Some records
* Start *

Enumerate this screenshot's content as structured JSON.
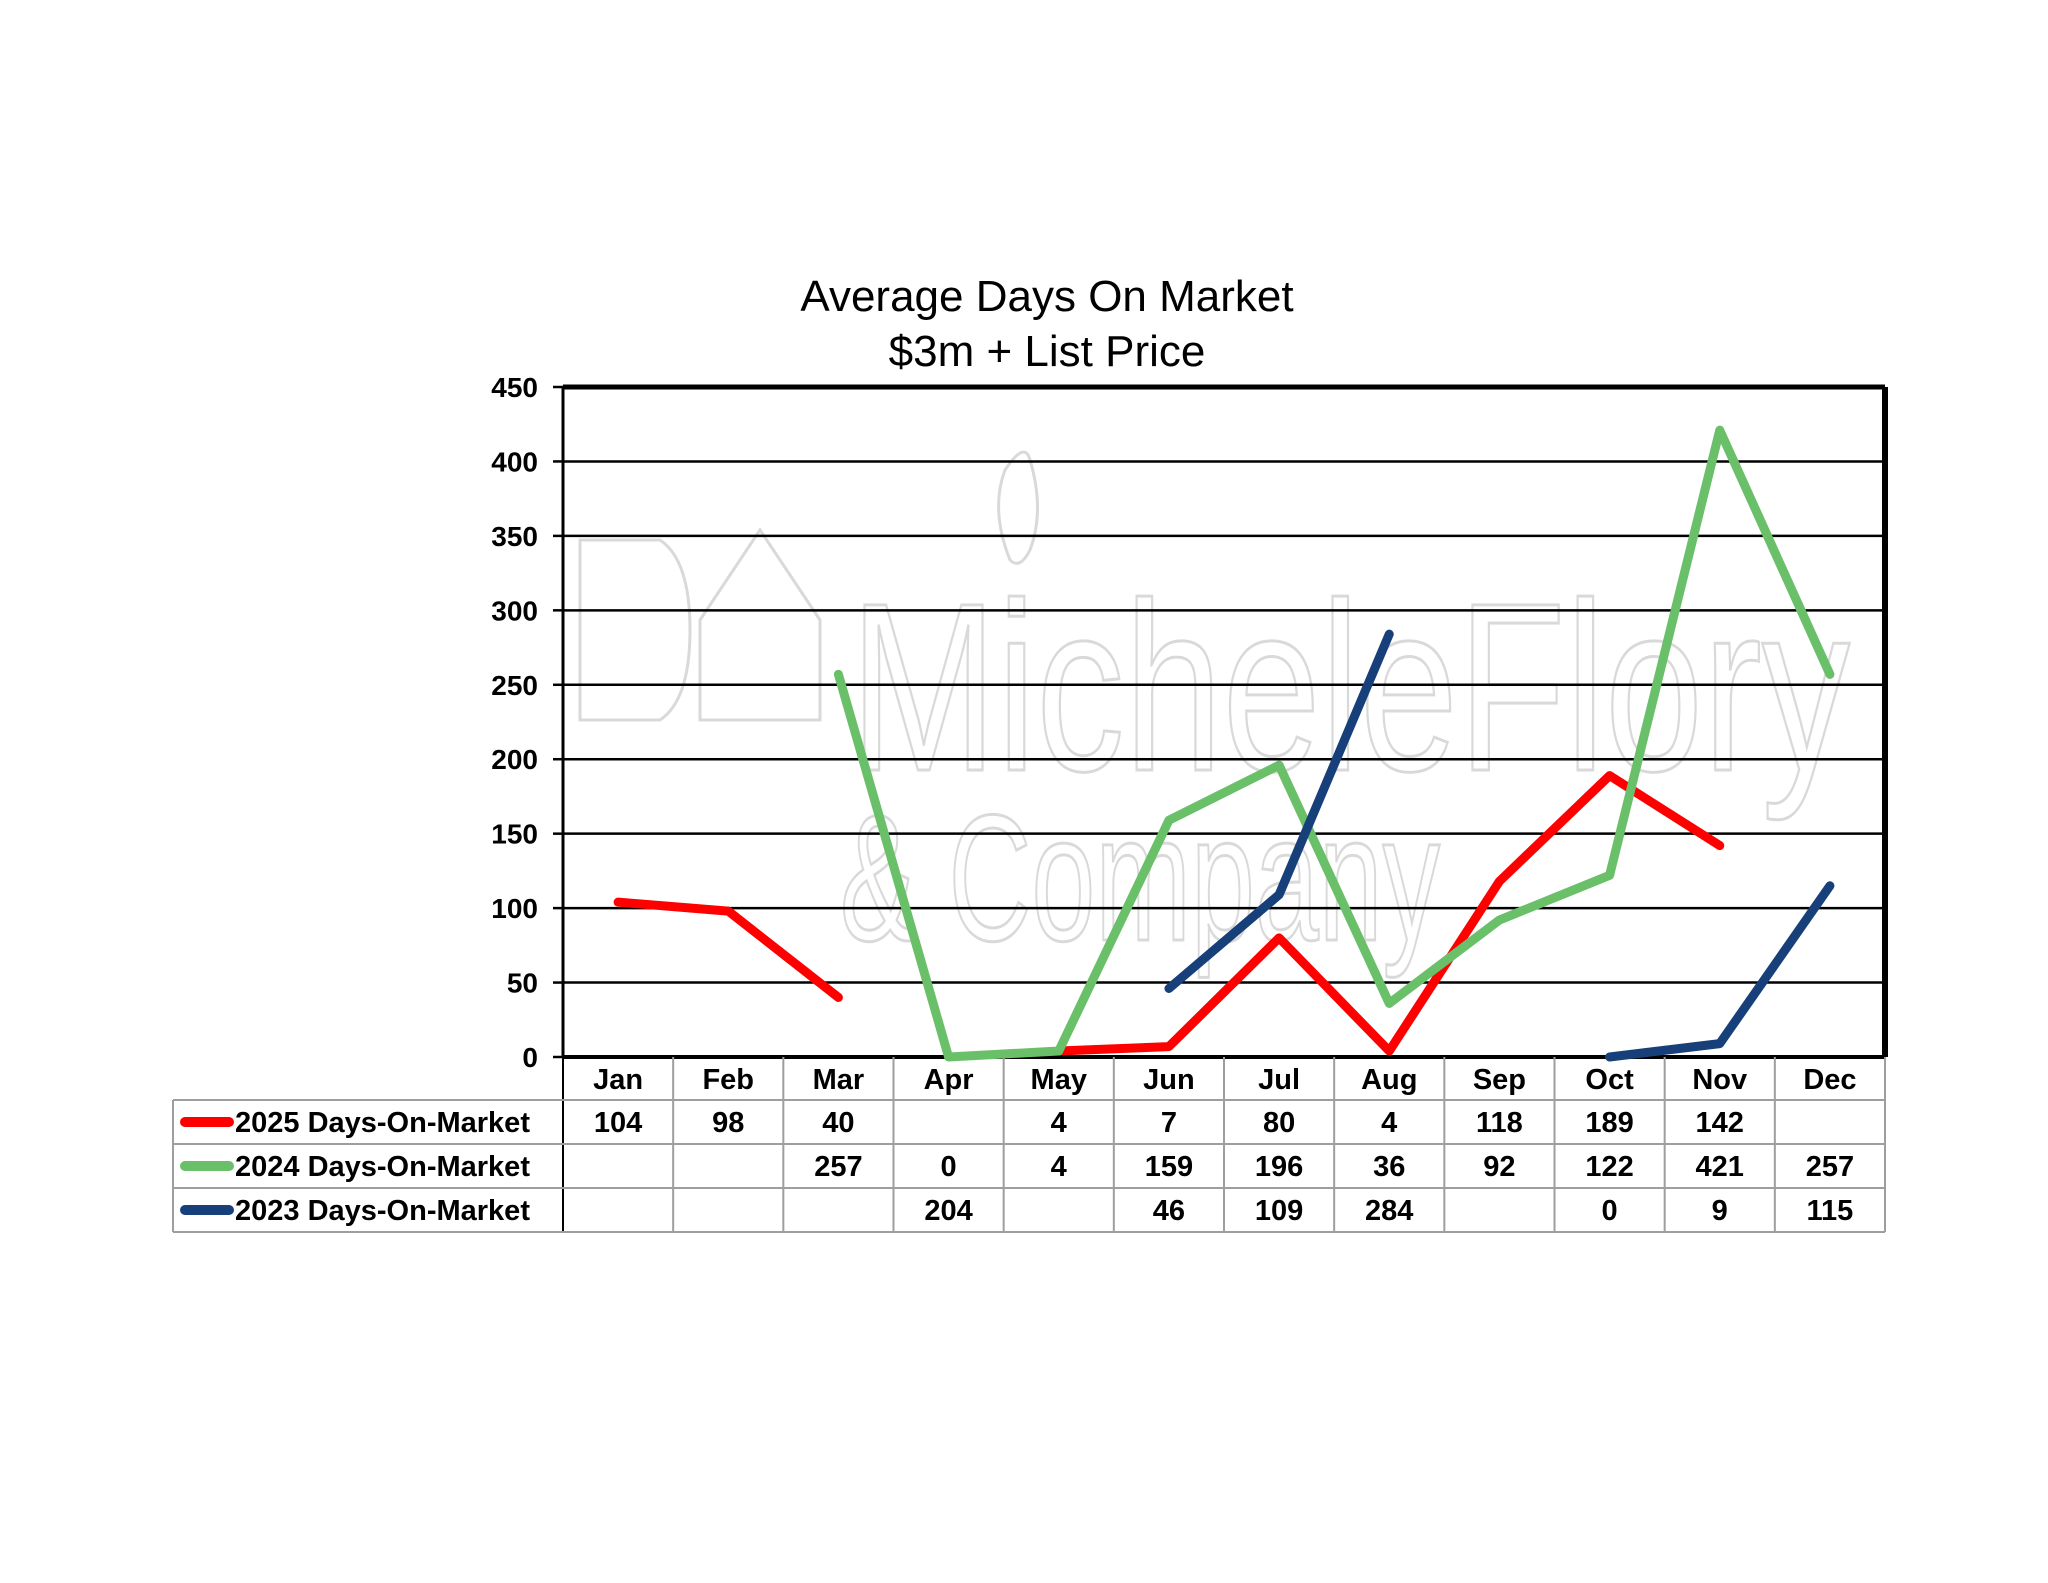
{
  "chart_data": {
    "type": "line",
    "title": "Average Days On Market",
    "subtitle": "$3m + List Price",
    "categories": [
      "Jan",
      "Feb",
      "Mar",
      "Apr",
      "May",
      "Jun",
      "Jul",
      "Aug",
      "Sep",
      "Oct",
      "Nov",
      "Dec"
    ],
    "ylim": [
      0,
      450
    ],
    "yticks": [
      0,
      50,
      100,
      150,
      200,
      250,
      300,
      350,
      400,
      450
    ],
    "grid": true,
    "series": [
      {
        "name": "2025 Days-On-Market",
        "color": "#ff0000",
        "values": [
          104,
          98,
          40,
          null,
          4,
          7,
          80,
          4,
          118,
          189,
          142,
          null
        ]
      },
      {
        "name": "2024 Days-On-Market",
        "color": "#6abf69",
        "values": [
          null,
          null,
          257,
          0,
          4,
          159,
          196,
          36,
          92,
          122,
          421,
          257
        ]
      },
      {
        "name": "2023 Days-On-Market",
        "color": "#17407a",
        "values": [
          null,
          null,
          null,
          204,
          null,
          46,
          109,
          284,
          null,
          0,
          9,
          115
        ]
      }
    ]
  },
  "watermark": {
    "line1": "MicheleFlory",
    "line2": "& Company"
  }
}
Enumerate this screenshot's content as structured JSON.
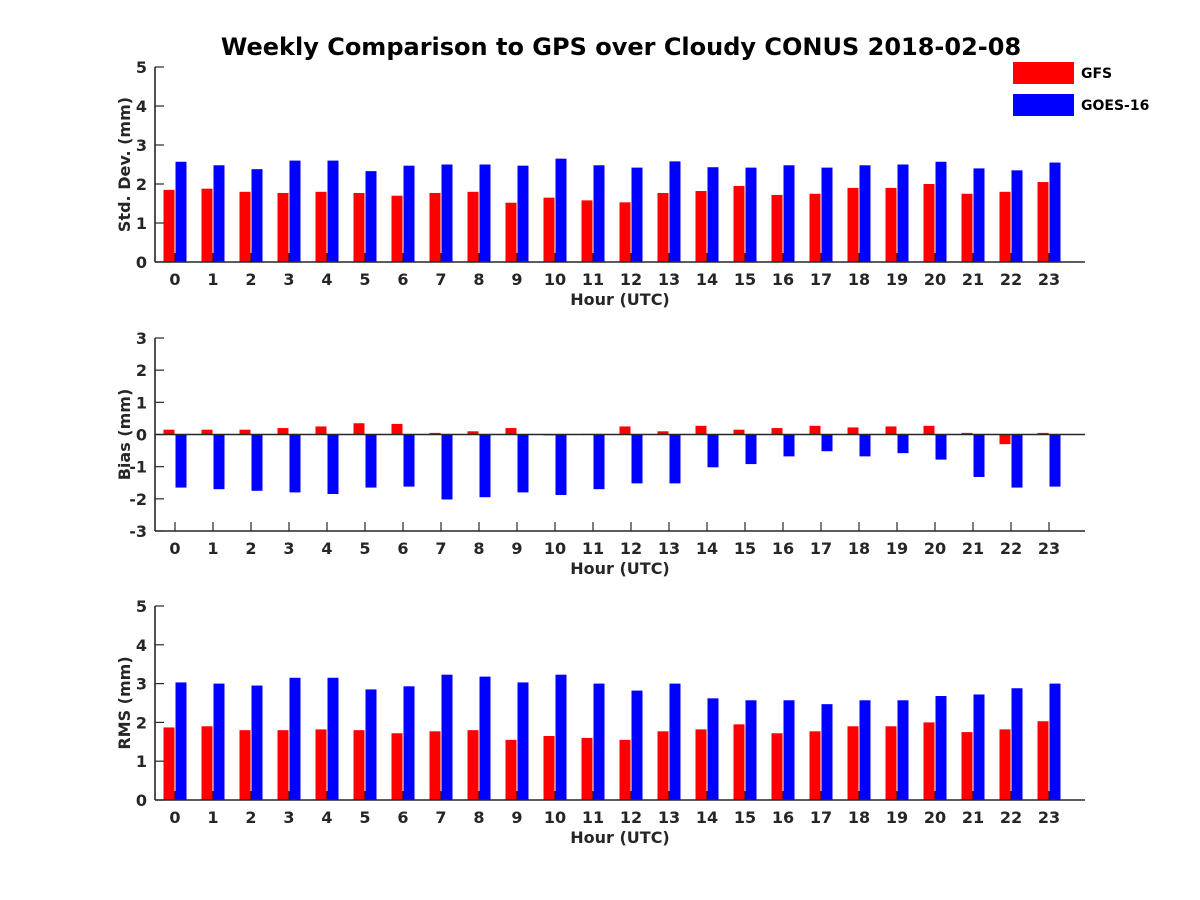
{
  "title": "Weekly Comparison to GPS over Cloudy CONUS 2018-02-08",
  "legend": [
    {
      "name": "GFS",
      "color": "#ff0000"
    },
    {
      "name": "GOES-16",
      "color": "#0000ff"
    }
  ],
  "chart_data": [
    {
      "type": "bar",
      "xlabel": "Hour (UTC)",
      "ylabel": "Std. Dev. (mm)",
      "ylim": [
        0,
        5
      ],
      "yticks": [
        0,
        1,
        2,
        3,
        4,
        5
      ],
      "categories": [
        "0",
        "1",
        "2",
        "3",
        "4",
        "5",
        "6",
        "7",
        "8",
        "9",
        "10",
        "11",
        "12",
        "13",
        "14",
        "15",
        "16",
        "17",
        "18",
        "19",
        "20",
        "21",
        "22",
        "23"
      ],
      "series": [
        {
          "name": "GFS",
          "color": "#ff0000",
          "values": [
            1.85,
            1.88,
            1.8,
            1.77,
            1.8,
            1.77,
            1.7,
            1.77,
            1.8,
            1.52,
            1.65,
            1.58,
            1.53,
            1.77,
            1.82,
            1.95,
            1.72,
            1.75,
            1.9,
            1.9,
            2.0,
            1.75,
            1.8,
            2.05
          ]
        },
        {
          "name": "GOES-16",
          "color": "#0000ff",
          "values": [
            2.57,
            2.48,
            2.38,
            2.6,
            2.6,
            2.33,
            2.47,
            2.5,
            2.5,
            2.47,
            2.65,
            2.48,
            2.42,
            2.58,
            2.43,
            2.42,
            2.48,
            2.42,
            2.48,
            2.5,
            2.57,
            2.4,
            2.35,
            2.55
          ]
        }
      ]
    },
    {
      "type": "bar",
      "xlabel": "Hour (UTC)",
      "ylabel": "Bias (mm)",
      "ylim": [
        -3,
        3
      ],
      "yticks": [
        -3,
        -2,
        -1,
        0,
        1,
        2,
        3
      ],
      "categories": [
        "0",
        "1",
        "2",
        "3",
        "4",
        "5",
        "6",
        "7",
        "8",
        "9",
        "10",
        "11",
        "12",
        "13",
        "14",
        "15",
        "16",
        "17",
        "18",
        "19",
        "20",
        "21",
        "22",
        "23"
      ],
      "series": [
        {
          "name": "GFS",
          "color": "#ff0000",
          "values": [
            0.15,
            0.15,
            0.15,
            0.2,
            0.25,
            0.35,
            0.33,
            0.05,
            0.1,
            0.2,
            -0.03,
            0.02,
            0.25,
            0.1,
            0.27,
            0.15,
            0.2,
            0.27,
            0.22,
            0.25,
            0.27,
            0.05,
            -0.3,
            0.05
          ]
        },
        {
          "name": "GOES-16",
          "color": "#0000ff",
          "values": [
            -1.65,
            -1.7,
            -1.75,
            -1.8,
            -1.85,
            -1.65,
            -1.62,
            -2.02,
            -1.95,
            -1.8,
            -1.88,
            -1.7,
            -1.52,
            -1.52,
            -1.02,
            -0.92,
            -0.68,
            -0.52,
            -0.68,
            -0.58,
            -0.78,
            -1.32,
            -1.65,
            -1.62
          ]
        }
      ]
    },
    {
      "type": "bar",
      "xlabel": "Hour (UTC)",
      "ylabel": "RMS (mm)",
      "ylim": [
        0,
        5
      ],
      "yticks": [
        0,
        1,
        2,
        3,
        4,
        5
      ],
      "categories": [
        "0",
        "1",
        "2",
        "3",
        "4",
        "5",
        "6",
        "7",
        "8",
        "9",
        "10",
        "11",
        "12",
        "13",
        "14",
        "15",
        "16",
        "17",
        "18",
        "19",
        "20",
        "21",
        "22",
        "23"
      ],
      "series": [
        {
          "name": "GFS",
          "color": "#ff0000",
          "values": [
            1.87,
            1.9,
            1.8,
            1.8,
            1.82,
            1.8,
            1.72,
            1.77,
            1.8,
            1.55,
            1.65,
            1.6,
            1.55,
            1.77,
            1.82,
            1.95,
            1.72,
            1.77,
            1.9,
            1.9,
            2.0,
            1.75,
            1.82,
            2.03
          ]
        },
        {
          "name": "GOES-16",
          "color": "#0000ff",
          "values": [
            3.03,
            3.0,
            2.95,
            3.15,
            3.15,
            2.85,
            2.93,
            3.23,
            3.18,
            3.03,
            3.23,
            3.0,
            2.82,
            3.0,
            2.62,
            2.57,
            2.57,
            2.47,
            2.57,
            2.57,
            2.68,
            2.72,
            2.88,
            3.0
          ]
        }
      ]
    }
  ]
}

* End *

● REQUIREMENT
Each record above should come back exactly the same, only without its pictures.

● EXERCISE OUTPUT
Enumerate this screenshot's content as structured JSON.
{
  "chart_data": {
    "type": "line",
    "title": "Average Days On Market",
    "subtitle": "$3m + List Price",
    "categories": [
      "Jan",
      "Feb",
      "Mar",
      "Apr",
      "May",
      "Jun",
      "Jul",
      "Aug",
      "Sep",
      "Oct",
      "Nov",
      "Dec"
    ],
    "ylim": [
      0,
      450
    ],
    "yticks": [
      0,
      50,
      100,
      150,
      200,
      250,
      300,
      350,
      400,
      450
    ],
    "grid": true,
    "series": [
      {
        "name": "2025 Days-On-Market",
        "color": "#ff0000",
        "values": [
          104,
          98,
          40,
          null,
          4,
          7,
          80,
          4,
          118,
          189,
          142,
          null
        ]
      },
      {
        "name": "2024 Days-On-Market",
        "color": "#6abf69",
        "values": [
          null,
          null,
          257,
          0,
          4,
          159,
          196,
          36,
          92,
          122,
          421,
          257
        ]
      },
      {
        "name": "2023 Days-On-Market",
        "color": "#17407a",
        "values": [
          null,
          null,
          null,
          204,
          null,
          46,
          109,
          284,
          null,
          0,
          9,
          115
        ]
      }
    ]
  },
  "watermark": {
    "line1": "MicheleFlory",
    "line2": "& Company"
  }
}
Enumerate this screenshot's content as structured JSON.
{
  "title": "Weekly Comparison to GPS over Cloudy CONUS 2018-02-08",
  "legend": [
    {
      "name": "GFS",
      "color": "#ff0000"
    },
    {
      "name": "GOES-16",
      "color": "#0000ff"
    }
  ],
  "chart_data": [
    {
      "type": "bar",
      "xlabel": "Hour (UTC)",
      "ylabel": "Std. Dev. (mm)",
      "ylim": [
        0,
        5
      ],
      "yticks": [
        0,
        1,
        2,
        3,
        4,
        5
      ],
      "categories": [
        "0",
        "1",
        "2",
        "3",
        "4",
        "5",
        "6",
        "7",
        "8",
        "9",
        "10",
        "11",
        "12",
        "13",
        "14",
        "15",
        "16",
        "17",
        "18",
        "19",
        "20",
        "21",
        "22",
        "23"
      ],
      "series": [
        {
          "name": "GFS",
          "color": "#ff0000",
          "values": [
            1.85,
            1.88,
            1.8,
            1.77,
            1.8,
            1.77,
            1.7,
            1.77,
            1.8,
            1.52,
            1.65,
            1.58,
            1.53,
            1.77,
            1.82,
            1.95,
            1.72,
            1.75,
            1.9,
            1.9,
            2.0,
            1.75,
            1.8,
            2.05
          ]
        },
        {
          "name": "GOES-16",
          "color": "#0000ff",
          "values": [
            2.57,
            2.48,
            2.38,
            2.6,
            2.6,
            2.33,
            2.47,
            2.5,
            2.5,
            2.47,
            2.65,
            2.48,
            2.42,
            2.58,
            2.43,
            2.42,
            2.48,
            2.42,
            2.48,
            2.5,
            2.57,
            2.4,
            2.35,
            2.55
          ]
        }
      ]
    },
    {
      "type": "bar",
      "xlabel": "Hour (UTC)",
      "ylabel": "Bias (mm)",
      "ylim": [
        -3,
        3
      ],
      "yticks": [
        -3,
        -2,
        -1,
        0,
        1,
        2,
        3
      ],
      "categories": [
        "0",
        "1",
        "2",
        "3",
        "4",
        "5",
        "6",
        "7",
        "8",
        "9",
        "10",
        "11",
        "12",
        "13",
        "14",
        "15",
        "16",
        "17",
        "18",
        "19",
        "20",
        "21",
        "22",
        "23"
      ],
      "series": [
        {
          "name": "GFS",
          "color": "#ff0000",
          "values": [
            0.15,
            0.15,
            0.15,
            0.2,
            0.25,
            0.35,
            0.33,
            0.05,
            0.1,
            0.2,
            -0.03,
            0.02,
            0.25,
            0.1,
            0.27,
            0.15,
            0.2,
            0.27,
            0.22,
            0.25,
            0.27,
            0.05,
            -0.3,
            0.05
          ]
        },
        {
          "name": "GOES-16",
          "color": "#0000ff",
          "values": [
            -1.65,
            -1.7,
            -1.75,
            -1.8,
            -1.85,
            -1.65,
            -1.62,
            -2.02,
            -1.95,
            -1.8,
            -1.88,
            -1.7,
            -1.52,
            -1.52,
            -1.02,
            -0.92,
            -0.68,
            -0.52,
            -0.68,
            -0.58,
            -0.78,
            -1.32,
            -1.65,
            -1.62
          ]
        }
      ]
    },
    {
      "type": "bar",
      "xlabel": "Hour (UTC)",
      "ylabel": "RMS (mm)",
      "ylim": [
        0,
        5
      ],
      "yticks": [
        0,
        1,
        2,
        3,
        4,
        5
      ],
      "categories": [
        "0",
        "1",
        "2",
        "3",
        "4",
        "5",
        "6",
        "7",
        "8",
        "9",
        "10",
        "11",
        "12",
        "13",
        "14",
        "15",
        "16",
        "17",
        "18",
        "19",
        "20",
        "21",
        "22",
        "23"
      ],
      "series": [
        {
          "name": "GFS",
          "color": "#ff0000",
          "values": [
            1.87,
            1.9,
            1.8,
            1.8,
            1.82,
            1.8,
            1.72,
            1.77,
            1.8,
            1.55,
            1.65,
            1.6,
            1.55,
            1.77,
            1.82,
            1.95,
            1.72,
            1.77,
            1.9,
            1.9,
            2.0,
            1.75,
            1.82,
            2.03
          ]
        },
        {
          "name": "GOES-16",
          "color": "#0000ff",
          "values": [
            3.03,
            3.0,
            2.95,
            3.15,
            3.15,
            2.85,
            2.93,
            3.23,
            3.18,
            3.03,
            3.23,
            3.0,
            2.82,
            3.0,
            2.62,
            2.57,
            2.57,
            2.47,
            2.57,
            2.57,
            2.68,
            2.72,
            2.88,
            3.0
          ]
        }
      ]
    }
  ]
}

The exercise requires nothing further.